* BEGIN Given entries *
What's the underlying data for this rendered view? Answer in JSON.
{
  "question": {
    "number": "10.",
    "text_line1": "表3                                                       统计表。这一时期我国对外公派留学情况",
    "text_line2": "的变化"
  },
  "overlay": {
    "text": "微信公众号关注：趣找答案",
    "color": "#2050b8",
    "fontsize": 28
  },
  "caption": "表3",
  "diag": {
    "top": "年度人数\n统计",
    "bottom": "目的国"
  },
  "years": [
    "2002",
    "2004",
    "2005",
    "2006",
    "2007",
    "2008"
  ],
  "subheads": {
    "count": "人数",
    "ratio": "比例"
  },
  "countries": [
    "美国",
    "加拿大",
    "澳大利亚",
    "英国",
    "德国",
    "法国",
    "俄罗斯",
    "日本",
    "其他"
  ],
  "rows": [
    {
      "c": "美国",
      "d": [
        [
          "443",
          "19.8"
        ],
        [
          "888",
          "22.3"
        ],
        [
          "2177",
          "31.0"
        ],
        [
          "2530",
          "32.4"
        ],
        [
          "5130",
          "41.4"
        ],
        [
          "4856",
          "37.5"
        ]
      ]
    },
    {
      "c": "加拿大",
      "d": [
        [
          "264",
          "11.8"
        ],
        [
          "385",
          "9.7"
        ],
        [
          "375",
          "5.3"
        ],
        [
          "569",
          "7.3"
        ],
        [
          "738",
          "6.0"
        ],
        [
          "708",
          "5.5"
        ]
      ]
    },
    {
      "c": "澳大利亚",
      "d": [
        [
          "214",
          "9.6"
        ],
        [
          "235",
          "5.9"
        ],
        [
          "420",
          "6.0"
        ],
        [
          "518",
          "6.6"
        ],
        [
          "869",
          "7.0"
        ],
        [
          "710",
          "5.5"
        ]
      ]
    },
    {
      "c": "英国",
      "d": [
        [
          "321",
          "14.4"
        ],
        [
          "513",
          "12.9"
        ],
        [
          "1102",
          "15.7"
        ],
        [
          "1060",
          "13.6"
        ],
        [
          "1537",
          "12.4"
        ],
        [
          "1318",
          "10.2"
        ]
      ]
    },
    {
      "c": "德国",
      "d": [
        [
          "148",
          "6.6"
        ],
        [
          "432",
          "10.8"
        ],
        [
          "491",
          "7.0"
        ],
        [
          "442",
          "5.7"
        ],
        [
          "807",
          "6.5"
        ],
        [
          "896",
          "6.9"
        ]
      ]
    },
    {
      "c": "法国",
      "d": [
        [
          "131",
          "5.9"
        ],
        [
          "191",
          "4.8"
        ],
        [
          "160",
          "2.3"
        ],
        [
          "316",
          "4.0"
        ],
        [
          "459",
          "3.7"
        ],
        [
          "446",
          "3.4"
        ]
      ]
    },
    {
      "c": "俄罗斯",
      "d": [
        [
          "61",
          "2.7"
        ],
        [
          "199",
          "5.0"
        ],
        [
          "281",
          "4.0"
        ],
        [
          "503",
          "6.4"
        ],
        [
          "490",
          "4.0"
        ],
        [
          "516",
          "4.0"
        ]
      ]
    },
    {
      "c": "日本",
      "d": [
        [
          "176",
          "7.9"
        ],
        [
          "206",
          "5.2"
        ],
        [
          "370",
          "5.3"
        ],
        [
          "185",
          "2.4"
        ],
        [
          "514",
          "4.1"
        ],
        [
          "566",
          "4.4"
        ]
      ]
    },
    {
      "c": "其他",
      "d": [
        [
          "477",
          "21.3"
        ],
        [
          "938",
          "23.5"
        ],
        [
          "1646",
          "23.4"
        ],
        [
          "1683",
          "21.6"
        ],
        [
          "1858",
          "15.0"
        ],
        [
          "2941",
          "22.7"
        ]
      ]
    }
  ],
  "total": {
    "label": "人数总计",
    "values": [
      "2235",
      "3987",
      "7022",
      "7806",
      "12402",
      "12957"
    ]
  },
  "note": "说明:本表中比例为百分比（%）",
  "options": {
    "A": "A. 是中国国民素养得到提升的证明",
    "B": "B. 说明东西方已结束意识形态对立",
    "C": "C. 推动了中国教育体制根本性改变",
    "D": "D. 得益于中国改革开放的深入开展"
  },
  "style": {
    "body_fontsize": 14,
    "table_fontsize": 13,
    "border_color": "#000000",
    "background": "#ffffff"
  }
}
* END Given entries *
Output the records verbatim, from the first line to the last.

▶ [Answer below]
What's the underlying data for this rendered view? Answer in JSON.
{
  "question": {
    "number": "10.",
    "text_line1": "表3                                                       统计表。这一时期我国对外公派留学情况",
    "text_line2": "的变化"
  },
  "overlay": {
    "text": "微信公众号关注：趣找答案",
    "color": "#2050b8",
    "fontsize": 28
  },
  "caption": "表3",
  "diag": {
    "top": "年度人数\n统计",
    "bottom": "目的国"
  },
  "years": [
    "2002",
    "2004",
    "2005",
    "2006",
    "2007",
    "2008"
  ],
  "subheads": {
    "count": "人数",
    "ratio": "比例"
  },
  "countries": [
    "美国",
    "加拿大",
    "澳大利亚",
    "英国",
    "德国",
    "法国",
    "俄罗斯",
    "日本",
    "其他"
  ],
  "rows": [
    {
      "c": "美国",
      "d": [
        [
          "443",
          "19.8"
        ],
        [
          "888",
          "22.3"
        ],
        [
          "2177",
          "31.0"
        ],
        [
          "2530",
          "32.4"
        ],
        [
          "5130",
          "41.4"
        ],
        [
          "4856",
          "37.5"
        ]
      ]
    },
    {
      "c": "加拿大",
      "d": [
        [
          "264",
          "11.8"
        ],
        [
          "385",
          "9.7"
        ],
        [
          "375",
          "5.3"
        ],
        [
          "569",
          "7.3"
        ],
        [
          "738",
          "6.0"
        ],
        [
          "708",
          "5.5"
        ]
      ]
    },
    {
      "c": "澳大利亚",
      "d": [
        [
          "214",
          "9.6"
        ],
        [
          "235",
          "5.9"
        ],
        [
          "420",
          "6.0"
        ],
        [
          "518",
          "6.6"
        ],
        [
          "869",
          "7.0"
        ],
        [
          "710",
          "5.5"
        ]
      ]
    },
    {
      "c": "英国",
      "d": [
        [
          "321",
          "14.4"
        ],
        [
          "513",
          "12.9"
        ],
        [
          "1102",
          "15.7"
        ],
        [
          "1060",
          "13.6"
        ],
        [
          "1537",
          "12.4"
        ],
        [
          "1318",
          "10.2"
        ]
      ]
    },
    {
      "c": "德国",
      "d": [
        [
          "148",
          "6.6"
        ],
        [
          "432",
          "10.8"
        ],
        [
          "491",
          "7.0"
        ],
        [
          "442",
          "5.7"
        ],
        [
          "807",
          "6.5"
        ],
        [
          "896",
          "6.9"
        ]
      ]
    },
    {
      "c": "法国",
      "d": [
        [
          "131",
          "5.9"
        ],
        [
          "191",
          "4.8"
        ],
        [
          "160",
          "2.3"
        ],
        [
          "316",
          "4.0"
        ],
        [
          "459",
          "3.7"
        ],
        [
          "446",
          "3.4"
        ]
      ]
    },
    {
      "c": "俄罗斯",
      "d": [
        [
          "61",
          "2.7"
        ],
        [
          "199",
          "5.0"
        ],
        [
          "281",
          "4.0"
        ],
        [
          "503",
          "6.4"
        ],
        [
          "490",
          "4.0"
        ],
        [
          "516",
          "4.0"
        ]
      ]
    },
    {
      "c": "日本",
      "d": [
        [
          "176",
          "7.9"
        ],
        [
          "206",
          "5.2"
        ],
        [
          "370",
          "5.3"
        ],
        [
          "185",
          "2.4"
        ],
        [
          "514",
          "4.1"
        ],
        [
          "566",
          "4.4"
        ]
      ]
    },
    {
      "c": "其他",
      "d": [
        [
          "477",
          "21.3"
        ],
        [
          "938",
          "23.5"
        ],
        [
          "1646",
          "23.4"
        ],
        [
          "1683",
          "21.6"
        ],
        [
          "1858",
          "15.0"
        ],
        [
          "2941",
          "22.7"
        ]
      ]
    }
  ],
  "total": {
    "label": "人数总计",
    "values": [
      "2235",
      "3987",
      "7022",
      "7806",
      "12402",
      "12957"
    ]
  },
  "note": "说明:本表中比例为百分比（%）",
  "options": {
    "A": "A. 是中国国民素养得到提升的证明",
    "B": "B. 说明东西方已结束意识形态对立",
    "C": "C. 推动了中国教育体制根本性改变",
    "D": "D. 得益于中国改革开放的深入开展"
  },
  "style": {
    "body_fontsize": 14,
    "table_fontsize": 13,
    "border_color": "#000000",
    "background": "#ffffff"
  }
}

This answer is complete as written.